Return each line of the records holding the string "katta".

_ _ _ _ _

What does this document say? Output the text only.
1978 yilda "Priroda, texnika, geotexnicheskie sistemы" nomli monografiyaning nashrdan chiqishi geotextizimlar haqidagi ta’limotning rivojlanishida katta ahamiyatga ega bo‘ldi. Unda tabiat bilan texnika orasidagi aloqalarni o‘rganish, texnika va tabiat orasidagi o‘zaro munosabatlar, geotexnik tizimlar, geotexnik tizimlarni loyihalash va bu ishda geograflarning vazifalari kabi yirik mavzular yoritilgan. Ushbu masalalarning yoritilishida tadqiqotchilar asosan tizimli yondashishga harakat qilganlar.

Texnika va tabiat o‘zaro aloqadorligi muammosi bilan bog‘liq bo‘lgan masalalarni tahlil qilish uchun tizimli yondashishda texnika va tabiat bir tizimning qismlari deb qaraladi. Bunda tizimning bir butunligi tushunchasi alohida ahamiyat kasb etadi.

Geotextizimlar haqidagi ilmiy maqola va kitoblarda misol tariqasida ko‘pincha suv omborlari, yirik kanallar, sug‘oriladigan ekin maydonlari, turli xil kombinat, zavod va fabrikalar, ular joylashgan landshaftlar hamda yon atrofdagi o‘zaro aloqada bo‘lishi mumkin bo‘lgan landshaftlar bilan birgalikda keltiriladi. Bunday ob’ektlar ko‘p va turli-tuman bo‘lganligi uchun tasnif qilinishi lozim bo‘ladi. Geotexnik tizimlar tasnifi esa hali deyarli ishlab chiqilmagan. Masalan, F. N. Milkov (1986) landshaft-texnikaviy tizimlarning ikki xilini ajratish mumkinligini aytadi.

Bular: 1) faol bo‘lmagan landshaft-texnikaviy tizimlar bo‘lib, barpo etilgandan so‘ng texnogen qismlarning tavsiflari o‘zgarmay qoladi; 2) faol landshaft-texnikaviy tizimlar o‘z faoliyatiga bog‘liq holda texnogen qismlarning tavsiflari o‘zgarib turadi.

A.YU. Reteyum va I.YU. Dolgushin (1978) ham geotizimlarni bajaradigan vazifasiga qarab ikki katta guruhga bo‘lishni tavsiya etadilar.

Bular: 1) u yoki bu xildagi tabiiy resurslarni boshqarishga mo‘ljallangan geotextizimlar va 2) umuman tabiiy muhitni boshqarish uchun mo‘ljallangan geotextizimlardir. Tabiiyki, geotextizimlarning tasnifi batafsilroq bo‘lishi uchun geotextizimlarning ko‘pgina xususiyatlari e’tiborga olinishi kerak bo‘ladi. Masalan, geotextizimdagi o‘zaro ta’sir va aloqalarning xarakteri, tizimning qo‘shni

_ _ _ _ _

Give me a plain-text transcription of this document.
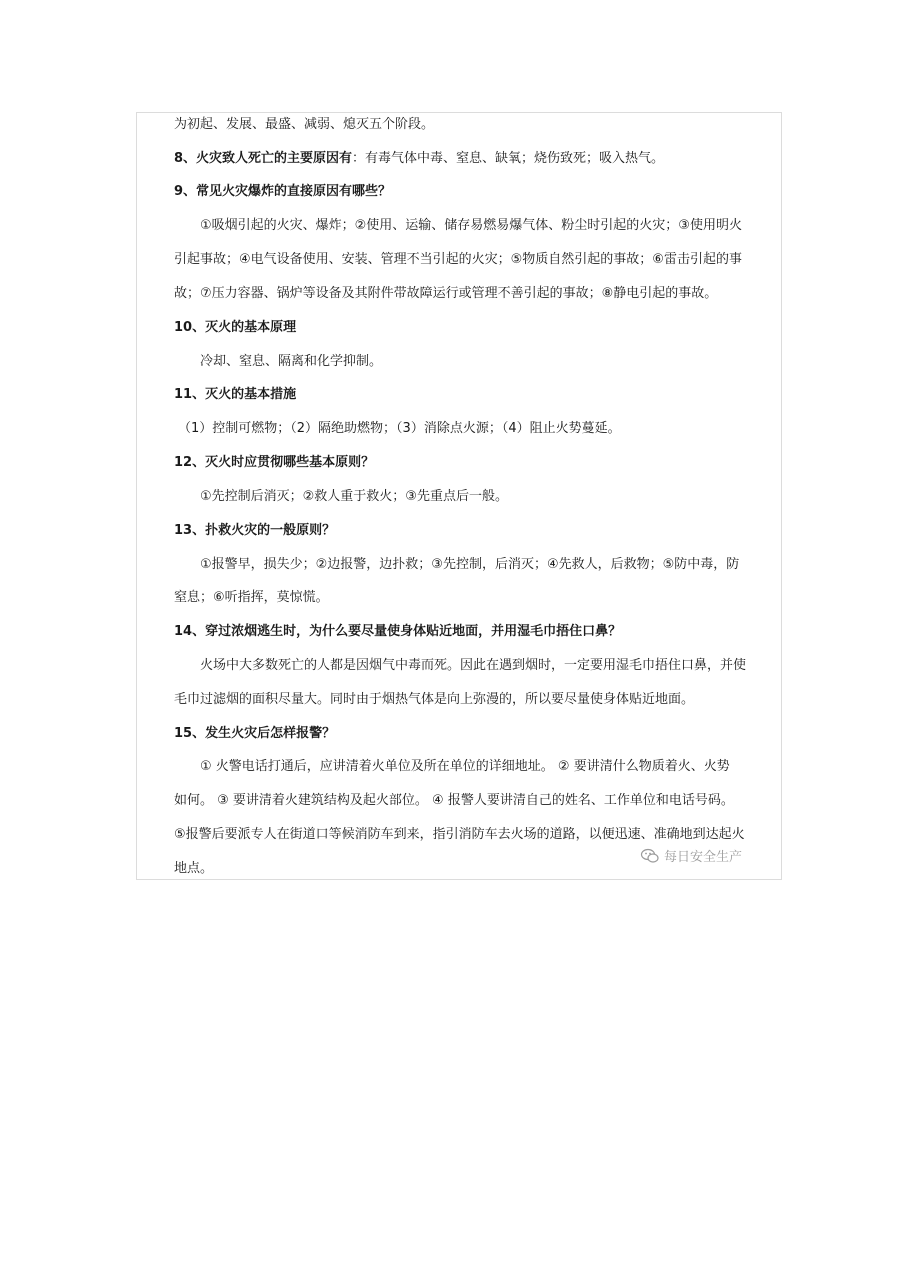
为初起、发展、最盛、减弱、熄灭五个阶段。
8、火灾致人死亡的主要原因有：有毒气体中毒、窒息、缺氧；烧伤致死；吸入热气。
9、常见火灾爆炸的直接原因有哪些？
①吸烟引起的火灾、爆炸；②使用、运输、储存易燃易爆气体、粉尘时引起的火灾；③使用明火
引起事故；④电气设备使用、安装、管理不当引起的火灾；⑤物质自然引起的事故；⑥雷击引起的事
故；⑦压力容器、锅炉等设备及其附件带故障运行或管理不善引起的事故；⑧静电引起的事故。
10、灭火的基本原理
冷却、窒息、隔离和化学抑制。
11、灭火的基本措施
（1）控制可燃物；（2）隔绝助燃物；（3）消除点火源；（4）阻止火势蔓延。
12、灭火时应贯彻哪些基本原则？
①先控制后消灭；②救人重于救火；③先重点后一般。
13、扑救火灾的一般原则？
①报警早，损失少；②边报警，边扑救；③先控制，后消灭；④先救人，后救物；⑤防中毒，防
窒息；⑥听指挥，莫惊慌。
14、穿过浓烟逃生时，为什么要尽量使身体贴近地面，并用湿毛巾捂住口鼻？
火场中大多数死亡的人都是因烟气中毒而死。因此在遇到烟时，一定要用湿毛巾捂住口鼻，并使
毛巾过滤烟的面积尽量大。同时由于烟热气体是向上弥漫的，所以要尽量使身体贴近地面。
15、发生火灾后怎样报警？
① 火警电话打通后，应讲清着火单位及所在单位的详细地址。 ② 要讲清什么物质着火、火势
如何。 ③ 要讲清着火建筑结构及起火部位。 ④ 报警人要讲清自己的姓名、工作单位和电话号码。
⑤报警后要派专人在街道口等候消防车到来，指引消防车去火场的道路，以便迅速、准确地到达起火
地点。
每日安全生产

_ _ _ _ _

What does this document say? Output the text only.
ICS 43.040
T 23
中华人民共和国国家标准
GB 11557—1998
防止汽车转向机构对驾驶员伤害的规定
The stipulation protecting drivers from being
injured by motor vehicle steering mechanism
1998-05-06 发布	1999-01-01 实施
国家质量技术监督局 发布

_ _ _ _ _

Written solution –
1978 yilda "Priroda, texnika, geotexnicheskie sistemы" nomli monografiyaning nashrdan chiqishi geotextizimlar haqidagi ta’limotning rivojlanishida katta ahamiyatga ega bo‘ldi. Unda tabiat bilan texnika orasidagi aloqalarni o‘rganish, texnika va tabiat orasidagi o‘zaro munosabatlar, geotexnik tizimlar, geotexnik tizimlarni loyihalash va bu ishda geograflarning vazifalari kabi yirik mavzular yoritilgan. Ushbu masalalarning yoritilishida tadqiqotchilar asosan tizimli yondashishga harakat qilganlar.
A.YU. Reteyum va I.YU. Dolgushin (1978) ham geotizimlarni bajaradigan vazifasiga qarab ikki katta guruhga bo‘lishni tavsiya etadilar.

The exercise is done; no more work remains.